- [YOUR INSTRUCTIONS]: Exact repetition is required: output every record in full.

- [DATASET ROWS]:

——————

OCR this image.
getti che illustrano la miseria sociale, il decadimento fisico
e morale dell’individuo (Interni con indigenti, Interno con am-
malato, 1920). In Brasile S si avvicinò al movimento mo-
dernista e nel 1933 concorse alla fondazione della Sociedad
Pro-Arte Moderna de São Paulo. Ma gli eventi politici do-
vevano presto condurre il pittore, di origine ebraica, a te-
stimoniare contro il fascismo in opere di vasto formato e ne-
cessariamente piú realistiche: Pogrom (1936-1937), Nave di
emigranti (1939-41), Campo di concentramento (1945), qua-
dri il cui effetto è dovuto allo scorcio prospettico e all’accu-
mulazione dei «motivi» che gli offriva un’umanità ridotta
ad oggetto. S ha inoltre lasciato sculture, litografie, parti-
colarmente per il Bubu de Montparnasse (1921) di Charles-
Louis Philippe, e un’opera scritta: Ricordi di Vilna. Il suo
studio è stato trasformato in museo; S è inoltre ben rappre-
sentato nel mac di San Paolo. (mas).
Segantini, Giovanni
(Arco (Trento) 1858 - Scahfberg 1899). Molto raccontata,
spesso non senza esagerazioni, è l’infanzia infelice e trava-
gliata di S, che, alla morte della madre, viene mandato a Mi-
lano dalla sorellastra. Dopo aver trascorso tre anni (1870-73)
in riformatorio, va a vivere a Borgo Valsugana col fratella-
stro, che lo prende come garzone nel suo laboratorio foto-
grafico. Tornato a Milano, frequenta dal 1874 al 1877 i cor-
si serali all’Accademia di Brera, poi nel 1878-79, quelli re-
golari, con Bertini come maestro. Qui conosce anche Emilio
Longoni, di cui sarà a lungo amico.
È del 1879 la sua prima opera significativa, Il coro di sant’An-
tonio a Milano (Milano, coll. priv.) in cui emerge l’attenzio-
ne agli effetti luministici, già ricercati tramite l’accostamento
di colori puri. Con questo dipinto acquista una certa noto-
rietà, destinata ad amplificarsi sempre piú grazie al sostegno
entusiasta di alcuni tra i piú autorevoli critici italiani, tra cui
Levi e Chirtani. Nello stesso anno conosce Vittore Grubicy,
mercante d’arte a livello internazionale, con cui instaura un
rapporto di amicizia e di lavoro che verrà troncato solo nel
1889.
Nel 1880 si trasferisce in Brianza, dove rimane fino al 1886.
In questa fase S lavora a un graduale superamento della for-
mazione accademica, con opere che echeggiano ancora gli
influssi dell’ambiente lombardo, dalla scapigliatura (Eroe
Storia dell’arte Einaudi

——————

- [EXERCISE ANSWER]:
OCR this image.
getti che illustrano la miseria sociale, il decadimento fisico
e morale dell’individuo (Interni con indigenti, Interno con am-
malato, 1920). In Brasile S si avvicinò al movimento mo-
dernista e nel 1933 concorse alla fondazione della Sociedad
Pro-Arte Moderna de São Paulo. Ma gli eventi politici do-
vevano presto condurre il pittore, di origine ebraica, a te-
stimoniare contro il fascismo in opere di vasto formato e ne-
cessariamente piú realistiche: Pogrom (1936-1937), Nave di
emigranti (1939-41), Campo di concentramento (1945), qua-
dri il cui effetto è dovuto allo scorcio prospettico e all’accu-
mulazione dei «motivi» che gli offriva un’umanità ridotta
ad oggetto. S ha inoltre lasciato sculture, litografie, parti-
colarmente per il Bubu de Montparnasse (1921) di Charles-
Louis Philippe, e un’opera scritta: Ricordi di Vilna. Il suo
studio è stato trasformato in museo; S è inoltre ben rappre-
sentato nel mac di San Paolo. (mas).
Segantini, Giovanni
(Arco (Trento) 1858 - Scahfberg 1899). Molto raccontata,
spesso non senza esagerazioni, è l’infanzia infelice e trava-
gliata di S, che, alla morte della madre, viene mandato a Mi-
lano dalla sorellastra. Dopo aver trascorso tre anni (1870-73)
in riformatorio, va a vivere a Borgo Valsugana col fratella-
stro, che lo prende come garzone nel suo laboratorio foto-
grafico. Tornato a Milano, frequenta dal 1874 al 1877 i cor-
si serali all’Accademia di Brera, poi nel 1878-79, quelli re-
golari, con Bertini come maestro. Qui conosce anche Emilio
Longoni, di cui sarà a lungo amico.
È del 1879 la sua prima opera significativa, Il coro di sant’An-
tonio a Milano (Milano, coll. priv.) in cui emerge l’attenzio-
ne agli effetti luministici, già ricercati tramite l’accostamento
di colori puri. Con questo dipinto acquista una certa noto-
rietà, destinata ad amplificarsi sempre piú grazie al sostegno
entusiasta di alcuni tra i piú autorevoli critici italiani, tra cui
Levi e Chirtani. Nello stesso anno conosce Vittore Grubicy,
mercante d’arte a livello internazionale, con cui instaura un
rapporto di amicizia e di lavoro che verrà troncato solo nel
1889.
Nel 1880 si trasferisce in Brianza, dove rimane fino al 1886.
In questa fase S lavora a un graduale superamento della for-
mazione accademica, con opere che echeggiano ancora gli
influssi dell’ambiente lombardo, dalla scapigliatura (Eroe
Storia dell’arte Einaudi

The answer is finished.